Problem details: Each line below should be quoted exactly, please.

Record set:
=-=-=
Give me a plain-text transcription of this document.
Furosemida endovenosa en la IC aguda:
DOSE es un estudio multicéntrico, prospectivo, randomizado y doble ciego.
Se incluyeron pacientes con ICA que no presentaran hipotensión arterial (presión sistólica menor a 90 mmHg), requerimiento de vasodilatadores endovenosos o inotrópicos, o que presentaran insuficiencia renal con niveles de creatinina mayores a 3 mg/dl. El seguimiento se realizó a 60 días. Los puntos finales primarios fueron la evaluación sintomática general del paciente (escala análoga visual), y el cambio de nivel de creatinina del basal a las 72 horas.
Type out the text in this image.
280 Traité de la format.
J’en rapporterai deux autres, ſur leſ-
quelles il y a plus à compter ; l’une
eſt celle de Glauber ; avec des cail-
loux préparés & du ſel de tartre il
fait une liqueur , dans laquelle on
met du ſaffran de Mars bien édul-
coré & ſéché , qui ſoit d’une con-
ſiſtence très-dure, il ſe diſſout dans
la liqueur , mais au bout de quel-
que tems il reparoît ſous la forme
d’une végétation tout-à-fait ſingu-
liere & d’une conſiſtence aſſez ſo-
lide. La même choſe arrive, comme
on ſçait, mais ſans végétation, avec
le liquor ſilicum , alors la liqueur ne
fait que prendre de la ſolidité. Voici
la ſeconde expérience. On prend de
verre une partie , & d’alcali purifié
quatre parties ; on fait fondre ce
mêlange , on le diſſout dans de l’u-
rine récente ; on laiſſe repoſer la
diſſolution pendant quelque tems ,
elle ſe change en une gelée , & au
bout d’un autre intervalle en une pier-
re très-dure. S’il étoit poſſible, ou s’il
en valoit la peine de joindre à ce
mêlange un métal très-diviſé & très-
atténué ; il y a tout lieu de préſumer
=-=-=
Problem solution:
Give me a plain-text transcription of this document.
Furosemida endovenosa en la IC aguda:
DOSE es un estudio multicéntrico, prospectivo, randomizado y doble ciego.
Se incluyeron pacientes con ICA que no presentaran hipotensión arterial (presión sistólica menor a 90 mmHg), requerimiento de vasodilatadores endovenosos o inotrópicos, o que presentaran insuficiencia renal con niveles de creatinina mayores a 3 mg/dl. El seguimiento se realizó a 60 días. Los puntos finales primarios fueron la evaluación sintomática general del paciente (escala análoga visual), y el cambio de nivel de creatinina del basal a las 72 horas.
Type out the text in this image.
280 Traité de la format.
J’en rapporterai deux autres, ſur leſ-
quelles il y a plus à compter ; l’une
eſt celle de Glauber ; avec des cail-
loux préparés & du ſel de tartre il
fait une liqueur , dans laquelle on
met du ſaffran de Mars bien édul-
coré & ſéché , qui ſoit d’une con-
ſiſtence très-dure, il ſe diſſout dans
la liqueur , mais au bout de quel-
que tems il reparoît ſous la forme
d’une végétation tout-à-fait ſingu-
liere & d’une conſiſtence aſſez ſo-
lide. La même choſe arrive, comme
on ſçait, mais ſans végétation, avec
le liquor ſilicum , alors la liqueur ne
fait que prendre de la ſolidité. Voici
la ſeconde expérience. On prend de
verre une partie , & d’alcali purifié
quatre parties ; on fait fondre ce
mêlange , on le diſſout dans de l’u-
rine récente ; on laiſſe repoſer la
diſſolution pendant quelque tems ,
elle ſe change en une gelée , & au
bout d’un autre intervalle en une pier-
re très-dure. S’il étoit poſſible, ou s’il
en valoit la peine de joindre à ce
mêlange un métal très-diviſé & très-
atténué ; il y a tout lieu de préſumer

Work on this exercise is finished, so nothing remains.